--- begin Extract to read ---
Quotes from Sean Payton's post-practice press conference on Friday, September 27

New Orleans Saints Head Coach Sean Payton
Post-Practice Media Availability
Friday, September 27, 2013

If Lance (Moore) can’t go, do you feel confident in Kenny Stills?

“Yes, we have had a lot of guys and we had a chance in the preseason to get a lot of guys repetition so we will be ready if he can or he can’t.  I think it is one of the areas with the younger players we were able to get them a lot of reps so we’ll see how this goes as the week progresses.”

Did you have any specific advice for Jimmy Graham on how to handle this year?

“I don’t think there was anything specific, other than just getting ready to get started in the offseason.  He is a tremendous worker.  He really wants to please and it is important to him.  Along with the skillset and physical ability, those are all great combinations.  There wasn’t any magical meeting or sit down, it was him getting healthy and getting ready for a good offseason and the work that he puts in, and a credit to him, he works and goes really hard.  A day like today on third down, he is receiving a lot of reps and he handles that well.  He is in very good shape.”

Is there a part of you that looks back at draft day and say, I knew it with the decision to pick him?

“No, that might happen occasionally, but that wouldn’t be the case with Jimmy (Graham) to our scout’s credit.  When you are looking at a player’s workout and they are reading the player, there are a series of readings, they are reading the player (Graham) who just played his senior year.  He was a basketball player.  There is a part of you as a coach that is skeptical at first just because of his experience, maybe his lack of playing time and after seeing the workout and spending some more time on the read.  The area scout had a strong conviction for his ability, work ethic and (the answer to the question of) does he want to be a football player, all those things. It’s a challenging process. I don’t know that regardless of where you select a player that you say ‘I knew it.’ They come in as rookies and you’re hoping to see what you drafted and what you thought was what you’re going to get in the player. That always starts with that first exposure in rookie minicamp and then gradually confirmed or not sometimes. I know it’s easy after the fact to say that, but obviously with each selection you make you have some conviction. Some of them never play to the level that you were hoping.”

When did your skepticism start to fade?

“It wasn’t so much skepticism, it was just in the process of during the evaluation, within that time frame of the meeting, your first exposure, you’re looking at the film and you’re hearing the people who have seen him on campus and seen the workout. As a head coach or general manager, some of us don’t receive that same exposure. To the scouts who evaluate the players, what you really look forward to is a strong opinion (on the player), because you get a feel of what he likes. It was during that period of the meeting that might have been (where) we might spend thirty minutes on a player where he was graded. I think we had him graded in that round, maybe in the second. We took him in the third, correct? I do remember thirty seconds after the selection, getting a phone call from (Bill) Parcells and him saying- I think they were sitting somewhere after us, I can’t recall the exact number. You could tell that that was someone who he had targeted, and that makes you feel good rather than him saying, ‘What did you take him for?’ To Jimmy’s credit, he’s come in and his transition has been fairly quick with maybe the lack of experience that a lot of players would have in college.”
--- end Extract to read ---
--- begin Supplied records ---
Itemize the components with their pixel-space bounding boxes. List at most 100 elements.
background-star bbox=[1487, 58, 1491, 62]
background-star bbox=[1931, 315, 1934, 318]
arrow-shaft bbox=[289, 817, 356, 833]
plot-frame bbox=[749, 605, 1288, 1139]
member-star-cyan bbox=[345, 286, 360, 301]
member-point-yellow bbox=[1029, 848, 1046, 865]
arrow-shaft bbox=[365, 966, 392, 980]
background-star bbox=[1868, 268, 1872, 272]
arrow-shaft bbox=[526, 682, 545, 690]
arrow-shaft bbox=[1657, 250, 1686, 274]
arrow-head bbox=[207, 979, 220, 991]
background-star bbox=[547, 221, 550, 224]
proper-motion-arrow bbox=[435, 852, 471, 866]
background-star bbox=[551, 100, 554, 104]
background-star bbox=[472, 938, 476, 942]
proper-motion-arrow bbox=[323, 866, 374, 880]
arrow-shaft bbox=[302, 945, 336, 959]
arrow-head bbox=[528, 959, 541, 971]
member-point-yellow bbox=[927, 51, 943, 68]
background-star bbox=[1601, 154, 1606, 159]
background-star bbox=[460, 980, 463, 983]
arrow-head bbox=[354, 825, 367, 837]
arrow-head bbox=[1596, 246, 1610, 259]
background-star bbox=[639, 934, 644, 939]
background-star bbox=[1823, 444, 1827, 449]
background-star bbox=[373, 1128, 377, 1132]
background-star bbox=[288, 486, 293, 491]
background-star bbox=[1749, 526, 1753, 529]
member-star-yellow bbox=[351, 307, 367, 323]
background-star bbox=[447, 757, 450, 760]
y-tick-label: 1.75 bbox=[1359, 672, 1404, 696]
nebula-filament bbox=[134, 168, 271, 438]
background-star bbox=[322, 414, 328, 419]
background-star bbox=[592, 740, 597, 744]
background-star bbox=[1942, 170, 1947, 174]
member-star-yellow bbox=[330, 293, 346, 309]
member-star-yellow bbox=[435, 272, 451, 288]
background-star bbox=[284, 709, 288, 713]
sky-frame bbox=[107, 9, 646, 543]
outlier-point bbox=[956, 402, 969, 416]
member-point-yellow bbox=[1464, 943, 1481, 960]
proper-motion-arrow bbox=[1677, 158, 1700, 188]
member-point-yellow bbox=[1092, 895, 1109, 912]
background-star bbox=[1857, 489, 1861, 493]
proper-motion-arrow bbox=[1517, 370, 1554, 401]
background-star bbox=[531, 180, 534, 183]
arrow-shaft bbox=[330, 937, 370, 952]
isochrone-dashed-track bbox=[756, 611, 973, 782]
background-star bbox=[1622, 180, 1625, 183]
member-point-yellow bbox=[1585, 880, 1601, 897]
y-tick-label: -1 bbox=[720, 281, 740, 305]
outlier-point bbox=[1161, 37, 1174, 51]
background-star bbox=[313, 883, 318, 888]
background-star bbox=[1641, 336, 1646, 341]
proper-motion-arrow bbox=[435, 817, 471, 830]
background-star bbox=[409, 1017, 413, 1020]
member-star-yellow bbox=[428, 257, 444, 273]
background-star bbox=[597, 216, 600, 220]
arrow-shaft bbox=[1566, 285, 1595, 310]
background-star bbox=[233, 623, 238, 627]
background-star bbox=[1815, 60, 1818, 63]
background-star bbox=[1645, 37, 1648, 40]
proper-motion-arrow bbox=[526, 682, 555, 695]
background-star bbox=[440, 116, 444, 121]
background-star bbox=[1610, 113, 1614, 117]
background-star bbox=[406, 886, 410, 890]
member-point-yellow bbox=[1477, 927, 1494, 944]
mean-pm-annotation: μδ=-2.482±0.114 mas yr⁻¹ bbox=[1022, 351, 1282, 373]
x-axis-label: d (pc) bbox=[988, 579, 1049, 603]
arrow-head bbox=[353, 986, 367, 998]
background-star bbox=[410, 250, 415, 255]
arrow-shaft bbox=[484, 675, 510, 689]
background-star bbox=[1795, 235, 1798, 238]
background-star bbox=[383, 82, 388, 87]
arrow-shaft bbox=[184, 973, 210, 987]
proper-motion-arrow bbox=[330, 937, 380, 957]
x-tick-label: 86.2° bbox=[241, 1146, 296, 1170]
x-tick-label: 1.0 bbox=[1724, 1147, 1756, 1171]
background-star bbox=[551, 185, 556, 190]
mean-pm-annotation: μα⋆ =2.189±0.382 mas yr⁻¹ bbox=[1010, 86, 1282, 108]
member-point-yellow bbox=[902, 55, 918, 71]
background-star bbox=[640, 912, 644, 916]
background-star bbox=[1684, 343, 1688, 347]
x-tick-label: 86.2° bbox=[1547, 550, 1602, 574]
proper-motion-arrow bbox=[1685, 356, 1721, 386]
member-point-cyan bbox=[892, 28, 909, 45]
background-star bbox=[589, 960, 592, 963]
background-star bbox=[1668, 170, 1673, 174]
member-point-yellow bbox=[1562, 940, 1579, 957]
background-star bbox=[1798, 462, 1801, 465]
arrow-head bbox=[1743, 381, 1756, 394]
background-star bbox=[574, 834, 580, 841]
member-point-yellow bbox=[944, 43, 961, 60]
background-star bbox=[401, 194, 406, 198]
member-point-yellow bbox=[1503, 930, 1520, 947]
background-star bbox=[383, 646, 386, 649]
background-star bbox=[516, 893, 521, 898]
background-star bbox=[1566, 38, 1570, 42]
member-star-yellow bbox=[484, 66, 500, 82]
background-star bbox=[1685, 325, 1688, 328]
--- end Supplied records ---
--- begin Supplied records ---
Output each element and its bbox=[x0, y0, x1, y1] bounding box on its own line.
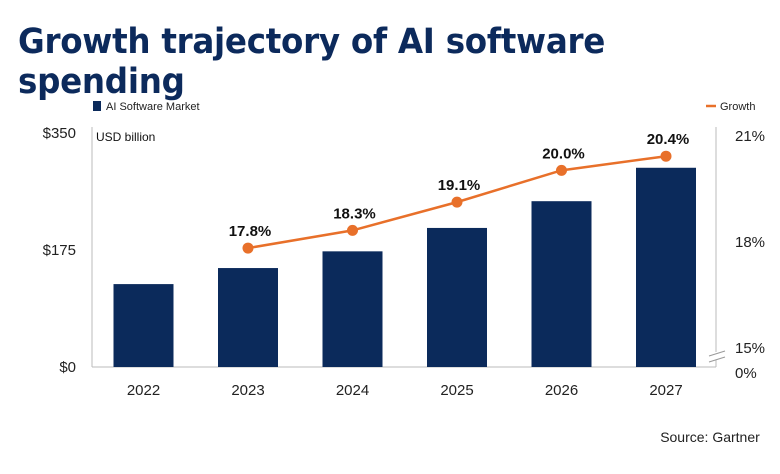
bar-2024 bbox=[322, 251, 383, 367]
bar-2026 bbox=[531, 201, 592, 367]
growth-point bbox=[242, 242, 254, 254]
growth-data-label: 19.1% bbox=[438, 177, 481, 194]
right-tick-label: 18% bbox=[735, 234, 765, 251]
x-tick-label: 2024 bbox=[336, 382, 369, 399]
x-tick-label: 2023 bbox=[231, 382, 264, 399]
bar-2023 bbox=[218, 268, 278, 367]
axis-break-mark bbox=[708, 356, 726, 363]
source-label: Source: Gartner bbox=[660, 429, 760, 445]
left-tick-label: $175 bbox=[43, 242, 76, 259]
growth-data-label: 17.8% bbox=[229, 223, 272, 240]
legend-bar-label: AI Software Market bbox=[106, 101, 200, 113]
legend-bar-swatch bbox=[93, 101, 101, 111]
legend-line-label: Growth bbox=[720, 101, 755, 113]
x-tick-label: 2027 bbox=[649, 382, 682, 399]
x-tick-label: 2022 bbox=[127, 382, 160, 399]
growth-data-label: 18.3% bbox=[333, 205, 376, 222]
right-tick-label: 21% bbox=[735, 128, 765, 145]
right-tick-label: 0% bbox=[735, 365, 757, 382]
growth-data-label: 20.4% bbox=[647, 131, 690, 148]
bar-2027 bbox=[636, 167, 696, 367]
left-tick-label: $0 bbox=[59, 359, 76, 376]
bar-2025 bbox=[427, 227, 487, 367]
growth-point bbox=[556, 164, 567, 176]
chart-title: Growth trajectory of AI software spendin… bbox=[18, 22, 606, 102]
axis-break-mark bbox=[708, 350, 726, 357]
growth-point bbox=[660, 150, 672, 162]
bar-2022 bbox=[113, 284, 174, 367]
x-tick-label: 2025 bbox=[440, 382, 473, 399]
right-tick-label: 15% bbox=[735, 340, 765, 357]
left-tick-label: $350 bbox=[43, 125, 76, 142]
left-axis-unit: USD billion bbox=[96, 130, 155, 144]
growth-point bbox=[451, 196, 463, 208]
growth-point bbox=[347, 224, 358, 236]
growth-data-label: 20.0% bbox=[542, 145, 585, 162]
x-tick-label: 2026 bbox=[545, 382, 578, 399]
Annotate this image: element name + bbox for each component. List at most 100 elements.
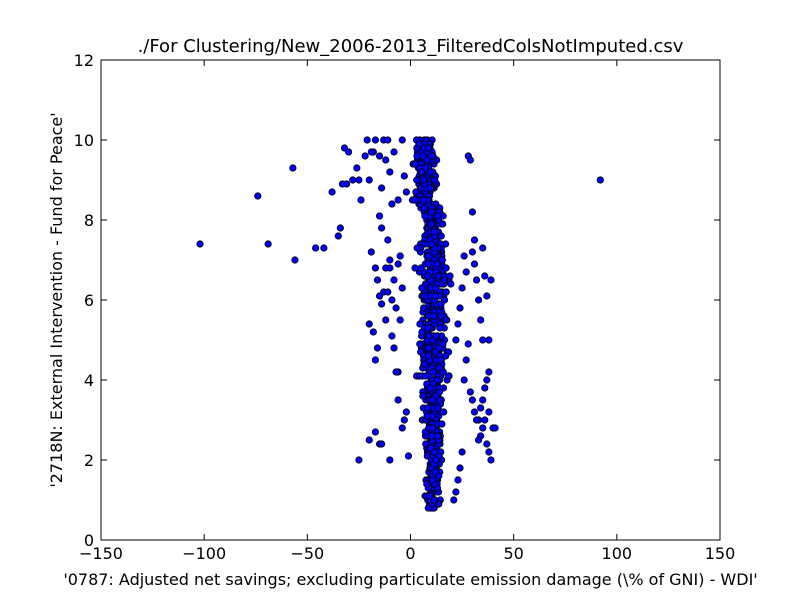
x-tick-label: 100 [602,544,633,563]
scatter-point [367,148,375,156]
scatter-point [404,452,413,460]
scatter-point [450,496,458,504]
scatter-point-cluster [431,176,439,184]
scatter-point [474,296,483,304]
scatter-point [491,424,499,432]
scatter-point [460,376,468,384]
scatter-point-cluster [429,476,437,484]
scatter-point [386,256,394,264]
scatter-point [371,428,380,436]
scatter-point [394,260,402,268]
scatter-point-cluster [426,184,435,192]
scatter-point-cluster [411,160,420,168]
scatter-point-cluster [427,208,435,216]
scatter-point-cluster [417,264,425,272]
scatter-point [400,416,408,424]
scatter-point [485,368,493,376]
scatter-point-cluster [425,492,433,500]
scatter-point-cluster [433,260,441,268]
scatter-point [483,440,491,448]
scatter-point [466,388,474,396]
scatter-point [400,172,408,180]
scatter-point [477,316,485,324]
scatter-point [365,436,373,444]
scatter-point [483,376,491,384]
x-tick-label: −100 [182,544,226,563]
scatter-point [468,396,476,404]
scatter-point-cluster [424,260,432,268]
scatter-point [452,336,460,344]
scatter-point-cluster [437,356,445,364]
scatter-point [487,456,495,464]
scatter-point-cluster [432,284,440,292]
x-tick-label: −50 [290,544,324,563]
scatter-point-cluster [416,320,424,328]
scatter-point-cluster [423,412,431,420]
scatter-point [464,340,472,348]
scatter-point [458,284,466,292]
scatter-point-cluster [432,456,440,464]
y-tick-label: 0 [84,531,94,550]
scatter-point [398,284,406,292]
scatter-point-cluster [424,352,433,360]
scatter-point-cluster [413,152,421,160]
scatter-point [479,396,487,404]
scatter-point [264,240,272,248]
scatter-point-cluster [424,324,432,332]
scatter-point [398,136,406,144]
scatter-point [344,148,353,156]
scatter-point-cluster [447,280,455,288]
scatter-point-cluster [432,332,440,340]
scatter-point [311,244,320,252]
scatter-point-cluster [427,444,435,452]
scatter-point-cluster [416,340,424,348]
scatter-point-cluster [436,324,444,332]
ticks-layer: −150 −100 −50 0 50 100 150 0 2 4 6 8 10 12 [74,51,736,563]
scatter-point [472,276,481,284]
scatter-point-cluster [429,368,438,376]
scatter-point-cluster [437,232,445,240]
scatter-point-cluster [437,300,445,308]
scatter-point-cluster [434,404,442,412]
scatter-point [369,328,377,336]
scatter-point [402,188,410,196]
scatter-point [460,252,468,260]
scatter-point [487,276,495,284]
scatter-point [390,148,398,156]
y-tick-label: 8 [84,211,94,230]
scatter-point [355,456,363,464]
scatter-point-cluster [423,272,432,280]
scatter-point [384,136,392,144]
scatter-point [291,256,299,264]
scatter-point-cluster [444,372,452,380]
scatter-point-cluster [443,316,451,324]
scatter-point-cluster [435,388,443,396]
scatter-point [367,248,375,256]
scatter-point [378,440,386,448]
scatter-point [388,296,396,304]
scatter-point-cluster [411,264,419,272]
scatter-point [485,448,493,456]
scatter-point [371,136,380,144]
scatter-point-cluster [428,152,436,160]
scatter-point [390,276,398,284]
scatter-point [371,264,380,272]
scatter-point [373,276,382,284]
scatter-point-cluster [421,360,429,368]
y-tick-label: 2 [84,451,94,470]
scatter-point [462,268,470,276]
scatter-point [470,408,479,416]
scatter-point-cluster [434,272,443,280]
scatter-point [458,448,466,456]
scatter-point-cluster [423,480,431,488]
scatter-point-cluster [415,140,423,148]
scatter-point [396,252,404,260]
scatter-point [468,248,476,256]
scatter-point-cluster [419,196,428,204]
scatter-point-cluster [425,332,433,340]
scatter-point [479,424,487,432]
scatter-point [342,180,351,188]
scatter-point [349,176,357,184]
--- end Supplied records ---
### Stated task 1
Revise the records from the line containing "x-tick-label: 100 [602,544,633,563]" through the line containing "scatter-point-cluster [423,412,431,420]", replacing "x-tick-label" with "x-axis-tick-label" and leaving everything else unchanged.
### Stated task 2
Continue the transcript of the Sean Payton press conference from the point where it stops.

### Right answer 1
x-axis-tick-label: 100 [602,544,633,563]
scatter-point [367,148,375,156]
scatter-point [404,452,413,460]
scatter-point [450,496,458,504]
scatter-point-cluster [431,176,439,184]
scatter-point [474,296,483,304]
scatter-point [491,424,499,432]
scatter-point [460,376,468,384]
scatter-point-cluster [429,476,437,484]
scatter-point [386,256,394,264]
scatter-point [371,428,380,436]
scatter-point [394,260,402,268]
scatter-point-cluster [426,184,435,192]
scatter-point-cluster [411,160,420,168]
scatter-point-cluster [427,208,435,216]
scatter-point-cluster [417,264,425,272]
scatter-point [400,416,408,424]
scatter-point [485,368,493,376]
scatter-point-cluster [425,492,433,500]
scatter-point-cluster [433,260,441,268]
scatter-point [483,440,491,448]
scatter-point [466,388,474,396]
scatter-point [400,172,408,180]
scatter-point [477,316,485,324]
scatter-point [365,436,373,444]
scatter-point [483,376,491,384]
x-axis-tick-label: −100 [182,544,226,563]
scatter-point [468,396,476,404]
scatter-point-cluster [424,260,432,268]
scatter-point [452,336,460,344]
scatter-point-cluster [437,356,445,364]
scatter-point [487,456,495,464]
scatter-point-cluster [432,284,440,292]
x-axis-tick-label: −50 [290,544,324,563]
scatter-point-cluster [416,320,424,328]
scatter-point-cluster [423,412,431,420]

### Right answer 2
How much of his development can be attributed to Jeremy Shockey, David Thomas, and Benjamin Watson?

“There are a lot of things that factor in. You start with what the player wants and his willingness to work and attention to detail. It’s very important for the room to be players that give this young player a vision. No different than it’s very important for Drew (Brees) to be involved in his development and it’s hard to be one of those players in this offense and not have to work at the pace Drew is working at. There were just a lot of things that evolved, or a lot of things that took place that were important to his development, starting with the player himself.”

This is a 3-4 defense, yet a vast majority of the time it has been four-man fronts, and been successful. How does that work?

“A lot of it is dictated on the personnel that the opponent is sending out on the field. Every one of these teams that are a 3-4 base will play a lot of four-man nickel fronts to passing sets, so a lot of it’s dictated on the personnel that you see offensively. You have your odd package, some even looks up, you combine them, and decide how you want to deploy them each week. It might vary. Some people like to run the ball in some of those nickel looks. Other people prefer to throw the football, and so there’s always that flexibility. 15 to 20 years ago, you might sit in that odd look and still play a pro set or a slot set. You didn’t receive the diversity in personnel groups that you do now, and so you didn’t have as many sub personnel defenses. You had a few, so that’s kind of a vault.”

Does some of it maybe go into where you guys got so banged up at outside linebacker so early, that you figured maybe you maybe had the guys that you could do it with?

“We had to prepare to get our best people on the field, as well. Some of that is a three-safety look. We had to be somewhat flexible with the health of our players, but also with what we were going to see.”

The Dolphins are near the bottom of the league in rushing and the Saints are not ranked very high either, yet the two teams are a combined 6-0. Is that sort of the way the league has evolved a little bit?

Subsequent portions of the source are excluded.